═════ Recorded information ═════
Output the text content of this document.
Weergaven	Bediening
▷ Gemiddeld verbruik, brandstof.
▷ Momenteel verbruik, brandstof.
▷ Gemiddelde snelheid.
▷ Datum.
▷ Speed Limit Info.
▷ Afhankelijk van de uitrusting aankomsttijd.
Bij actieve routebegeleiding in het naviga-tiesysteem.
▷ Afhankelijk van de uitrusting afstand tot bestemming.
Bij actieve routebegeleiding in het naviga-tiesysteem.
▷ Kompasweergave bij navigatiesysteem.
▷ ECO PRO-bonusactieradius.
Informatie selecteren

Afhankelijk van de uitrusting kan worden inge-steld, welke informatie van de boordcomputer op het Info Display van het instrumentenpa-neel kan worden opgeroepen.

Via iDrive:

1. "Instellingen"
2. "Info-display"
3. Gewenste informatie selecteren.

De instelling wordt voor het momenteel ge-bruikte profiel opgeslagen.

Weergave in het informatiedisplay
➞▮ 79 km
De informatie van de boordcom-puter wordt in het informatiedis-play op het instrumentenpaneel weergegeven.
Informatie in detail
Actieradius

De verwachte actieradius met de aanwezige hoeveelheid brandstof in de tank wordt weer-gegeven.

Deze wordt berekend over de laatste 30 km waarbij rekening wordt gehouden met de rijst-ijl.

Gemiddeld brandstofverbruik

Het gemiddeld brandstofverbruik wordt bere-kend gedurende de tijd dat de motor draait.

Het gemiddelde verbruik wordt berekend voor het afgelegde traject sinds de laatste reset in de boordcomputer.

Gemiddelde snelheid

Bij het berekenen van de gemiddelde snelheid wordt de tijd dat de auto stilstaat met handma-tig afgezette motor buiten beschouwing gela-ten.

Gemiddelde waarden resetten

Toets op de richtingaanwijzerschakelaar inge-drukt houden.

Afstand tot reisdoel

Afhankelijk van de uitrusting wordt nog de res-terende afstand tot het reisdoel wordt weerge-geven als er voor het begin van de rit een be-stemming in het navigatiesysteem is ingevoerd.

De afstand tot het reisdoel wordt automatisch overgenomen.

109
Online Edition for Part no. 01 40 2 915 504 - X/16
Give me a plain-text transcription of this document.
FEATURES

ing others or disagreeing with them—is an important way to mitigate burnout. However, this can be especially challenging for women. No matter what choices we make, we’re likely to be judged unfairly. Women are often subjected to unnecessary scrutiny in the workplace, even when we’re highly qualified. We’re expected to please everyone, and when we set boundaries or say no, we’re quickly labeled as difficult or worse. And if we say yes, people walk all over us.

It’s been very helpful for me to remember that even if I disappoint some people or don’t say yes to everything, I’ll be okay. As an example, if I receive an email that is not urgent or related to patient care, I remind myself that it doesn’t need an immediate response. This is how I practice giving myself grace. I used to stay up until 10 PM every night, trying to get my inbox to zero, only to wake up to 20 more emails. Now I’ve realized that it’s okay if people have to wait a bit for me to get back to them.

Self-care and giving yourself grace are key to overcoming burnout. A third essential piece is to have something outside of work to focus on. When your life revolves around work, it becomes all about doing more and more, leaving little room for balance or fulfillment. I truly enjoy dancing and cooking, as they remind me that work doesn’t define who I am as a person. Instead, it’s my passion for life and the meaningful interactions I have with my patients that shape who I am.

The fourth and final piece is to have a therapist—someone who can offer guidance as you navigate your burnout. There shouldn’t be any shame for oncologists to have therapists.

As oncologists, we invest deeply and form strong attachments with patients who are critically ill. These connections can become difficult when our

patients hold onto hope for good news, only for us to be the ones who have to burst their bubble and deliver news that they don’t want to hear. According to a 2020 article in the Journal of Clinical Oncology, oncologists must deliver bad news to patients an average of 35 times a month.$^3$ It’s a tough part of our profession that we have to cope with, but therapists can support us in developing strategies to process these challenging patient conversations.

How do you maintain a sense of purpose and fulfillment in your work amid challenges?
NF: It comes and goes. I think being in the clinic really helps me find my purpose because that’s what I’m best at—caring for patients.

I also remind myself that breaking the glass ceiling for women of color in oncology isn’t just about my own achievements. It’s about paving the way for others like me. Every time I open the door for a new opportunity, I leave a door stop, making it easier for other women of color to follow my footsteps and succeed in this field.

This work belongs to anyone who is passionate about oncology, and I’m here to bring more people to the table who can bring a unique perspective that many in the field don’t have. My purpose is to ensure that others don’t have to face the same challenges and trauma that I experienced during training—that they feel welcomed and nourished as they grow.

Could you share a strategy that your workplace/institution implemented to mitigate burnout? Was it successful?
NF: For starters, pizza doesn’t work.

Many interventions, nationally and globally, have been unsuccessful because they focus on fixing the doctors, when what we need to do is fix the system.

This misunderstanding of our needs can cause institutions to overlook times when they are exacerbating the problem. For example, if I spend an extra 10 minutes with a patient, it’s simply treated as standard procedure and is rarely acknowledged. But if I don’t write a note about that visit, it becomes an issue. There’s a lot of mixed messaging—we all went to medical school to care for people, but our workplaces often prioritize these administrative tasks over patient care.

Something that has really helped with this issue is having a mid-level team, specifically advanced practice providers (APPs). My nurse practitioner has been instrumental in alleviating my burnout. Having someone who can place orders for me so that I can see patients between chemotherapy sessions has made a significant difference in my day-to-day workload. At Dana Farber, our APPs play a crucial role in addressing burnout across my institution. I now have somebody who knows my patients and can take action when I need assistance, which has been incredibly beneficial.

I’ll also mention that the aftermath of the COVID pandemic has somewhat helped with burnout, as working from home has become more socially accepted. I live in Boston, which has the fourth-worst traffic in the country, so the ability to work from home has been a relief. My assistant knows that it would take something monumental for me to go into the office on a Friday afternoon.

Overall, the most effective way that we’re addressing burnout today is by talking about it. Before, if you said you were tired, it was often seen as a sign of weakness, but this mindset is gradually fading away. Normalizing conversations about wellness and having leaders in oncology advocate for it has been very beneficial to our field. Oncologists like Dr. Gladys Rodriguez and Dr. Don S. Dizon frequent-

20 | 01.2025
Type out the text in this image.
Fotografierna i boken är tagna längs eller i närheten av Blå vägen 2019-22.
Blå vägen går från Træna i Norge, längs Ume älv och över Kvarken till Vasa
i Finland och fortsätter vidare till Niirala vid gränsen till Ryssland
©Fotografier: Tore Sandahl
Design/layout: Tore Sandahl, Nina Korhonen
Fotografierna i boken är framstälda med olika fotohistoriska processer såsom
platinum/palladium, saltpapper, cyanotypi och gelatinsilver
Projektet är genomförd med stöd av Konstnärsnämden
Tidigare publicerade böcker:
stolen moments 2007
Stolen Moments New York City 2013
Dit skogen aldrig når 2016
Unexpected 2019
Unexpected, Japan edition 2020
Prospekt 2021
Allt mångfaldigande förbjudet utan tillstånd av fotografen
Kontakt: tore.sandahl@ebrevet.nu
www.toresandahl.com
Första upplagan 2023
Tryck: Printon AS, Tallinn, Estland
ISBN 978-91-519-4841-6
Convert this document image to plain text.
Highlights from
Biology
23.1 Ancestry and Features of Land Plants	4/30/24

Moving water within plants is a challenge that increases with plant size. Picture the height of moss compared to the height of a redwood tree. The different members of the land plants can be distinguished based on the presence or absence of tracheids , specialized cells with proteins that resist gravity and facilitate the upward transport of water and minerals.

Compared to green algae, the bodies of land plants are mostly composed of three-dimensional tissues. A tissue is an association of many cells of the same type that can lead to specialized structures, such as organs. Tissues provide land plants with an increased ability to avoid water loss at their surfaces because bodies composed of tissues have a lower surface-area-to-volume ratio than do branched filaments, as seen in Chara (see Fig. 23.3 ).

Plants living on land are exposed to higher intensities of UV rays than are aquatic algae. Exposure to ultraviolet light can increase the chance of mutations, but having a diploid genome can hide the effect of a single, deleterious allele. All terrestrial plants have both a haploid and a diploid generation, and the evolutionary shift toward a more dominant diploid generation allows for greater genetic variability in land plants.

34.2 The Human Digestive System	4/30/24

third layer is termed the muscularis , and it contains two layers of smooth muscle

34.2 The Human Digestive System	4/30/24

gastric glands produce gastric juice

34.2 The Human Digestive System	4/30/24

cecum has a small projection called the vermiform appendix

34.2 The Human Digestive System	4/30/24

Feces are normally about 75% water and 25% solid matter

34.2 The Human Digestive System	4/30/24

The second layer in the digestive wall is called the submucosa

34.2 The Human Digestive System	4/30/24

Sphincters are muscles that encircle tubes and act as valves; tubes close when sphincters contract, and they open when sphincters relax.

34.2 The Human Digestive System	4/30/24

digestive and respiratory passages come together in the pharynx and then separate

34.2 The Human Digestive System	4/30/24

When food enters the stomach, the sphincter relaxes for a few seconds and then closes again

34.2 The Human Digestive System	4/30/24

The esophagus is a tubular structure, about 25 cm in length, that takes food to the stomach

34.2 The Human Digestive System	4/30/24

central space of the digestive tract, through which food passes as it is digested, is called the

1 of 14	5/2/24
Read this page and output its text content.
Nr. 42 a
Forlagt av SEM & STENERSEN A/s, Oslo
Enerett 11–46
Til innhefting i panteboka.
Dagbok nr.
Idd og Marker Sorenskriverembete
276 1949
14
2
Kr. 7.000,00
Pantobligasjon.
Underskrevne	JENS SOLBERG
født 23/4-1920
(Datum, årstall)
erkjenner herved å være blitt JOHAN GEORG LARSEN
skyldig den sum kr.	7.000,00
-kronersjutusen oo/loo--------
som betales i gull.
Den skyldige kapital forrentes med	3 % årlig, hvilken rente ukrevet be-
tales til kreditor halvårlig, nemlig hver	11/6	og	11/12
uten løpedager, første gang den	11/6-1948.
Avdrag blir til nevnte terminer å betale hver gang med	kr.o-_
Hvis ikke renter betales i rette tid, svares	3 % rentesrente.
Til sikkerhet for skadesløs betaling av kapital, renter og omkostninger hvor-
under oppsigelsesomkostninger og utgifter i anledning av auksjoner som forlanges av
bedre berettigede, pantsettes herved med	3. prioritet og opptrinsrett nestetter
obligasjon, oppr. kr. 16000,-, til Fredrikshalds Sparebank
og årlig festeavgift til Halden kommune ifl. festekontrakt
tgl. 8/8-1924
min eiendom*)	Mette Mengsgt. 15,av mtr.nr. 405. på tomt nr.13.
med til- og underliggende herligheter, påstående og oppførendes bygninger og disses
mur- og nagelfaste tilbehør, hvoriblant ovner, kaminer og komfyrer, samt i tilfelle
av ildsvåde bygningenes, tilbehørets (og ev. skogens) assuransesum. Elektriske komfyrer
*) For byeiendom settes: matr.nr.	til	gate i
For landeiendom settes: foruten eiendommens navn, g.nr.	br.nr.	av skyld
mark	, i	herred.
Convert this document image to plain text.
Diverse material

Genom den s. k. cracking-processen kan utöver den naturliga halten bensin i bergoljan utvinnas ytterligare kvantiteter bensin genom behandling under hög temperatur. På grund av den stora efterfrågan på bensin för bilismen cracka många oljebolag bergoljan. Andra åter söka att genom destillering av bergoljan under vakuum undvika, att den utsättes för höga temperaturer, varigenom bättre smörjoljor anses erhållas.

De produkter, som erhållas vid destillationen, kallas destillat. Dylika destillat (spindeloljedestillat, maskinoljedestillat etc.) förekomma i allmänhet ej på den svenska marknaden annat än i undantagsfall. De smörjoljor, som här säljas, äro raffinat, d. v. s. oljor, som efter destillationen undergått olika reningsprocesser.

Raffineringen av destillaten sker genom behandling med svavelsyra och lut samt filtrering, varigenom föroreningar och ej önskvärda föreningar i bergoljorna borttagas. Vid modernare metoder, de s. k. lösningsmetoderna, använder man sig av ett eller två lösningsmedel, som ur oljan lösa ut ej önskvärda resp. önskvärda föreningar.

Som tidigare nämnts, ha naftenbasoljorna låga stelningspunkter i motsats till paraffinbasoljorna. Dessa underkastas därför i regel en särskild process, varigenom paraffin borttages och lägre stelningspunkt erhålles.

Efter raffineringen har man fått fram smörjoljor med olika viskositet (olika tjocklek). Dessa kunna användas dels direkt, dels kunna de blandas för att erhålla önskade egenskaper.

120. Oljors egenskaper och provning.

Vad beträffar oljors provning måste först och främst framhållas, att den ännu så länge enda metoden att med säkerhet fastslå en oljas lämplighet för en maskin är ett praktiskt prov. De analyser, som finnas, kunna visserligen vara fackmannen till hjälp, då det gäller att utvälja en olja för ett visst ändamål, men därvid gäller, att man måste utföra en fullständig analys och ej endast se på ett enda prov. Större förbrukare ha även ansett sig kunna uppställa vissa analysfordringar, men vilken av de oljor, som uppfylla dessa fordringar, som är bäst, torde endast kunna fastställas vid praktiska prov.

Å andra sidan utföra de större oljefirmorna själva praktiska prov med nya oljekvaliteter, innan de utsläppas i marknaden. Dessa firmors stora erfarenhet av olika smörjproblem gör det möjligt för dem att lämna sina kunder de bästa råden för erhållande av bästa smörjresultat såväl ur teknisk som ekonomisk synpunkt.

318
═════
_Aim of the exercise_
Please copy out each line of the data in which the word "grace" occurs.

_Written solution_
It’s been very helpful for me to remember that even if I disappoint some people or don’t say yes to everything, I’ll be okay. As an example, if I receive an email that is not urgent or related to patient care, I remind myself that it doesn’t need an immediate response. This is how I practice giving myself grace. I used to stay up until 10 PM every night, trying to get my inbox to zero, only to wake up to 20 more emails. Now I’ve realized that it’s okay if people have to wait a bit for me to get back to them.
Self-care and giving yourself grace are key to overcoming burnout. A third essential piece is to have something outside of work to focus on. When your life revolves around work, it becomes all about doing more and more, leaving little room for balance or fulfillment. I truly enjoy dancing and cooking, as they remind me that work doesn’t define who I am as a person. Instead, it’s my passion for life and the meaningful interactions I have with my patients that shape who I am.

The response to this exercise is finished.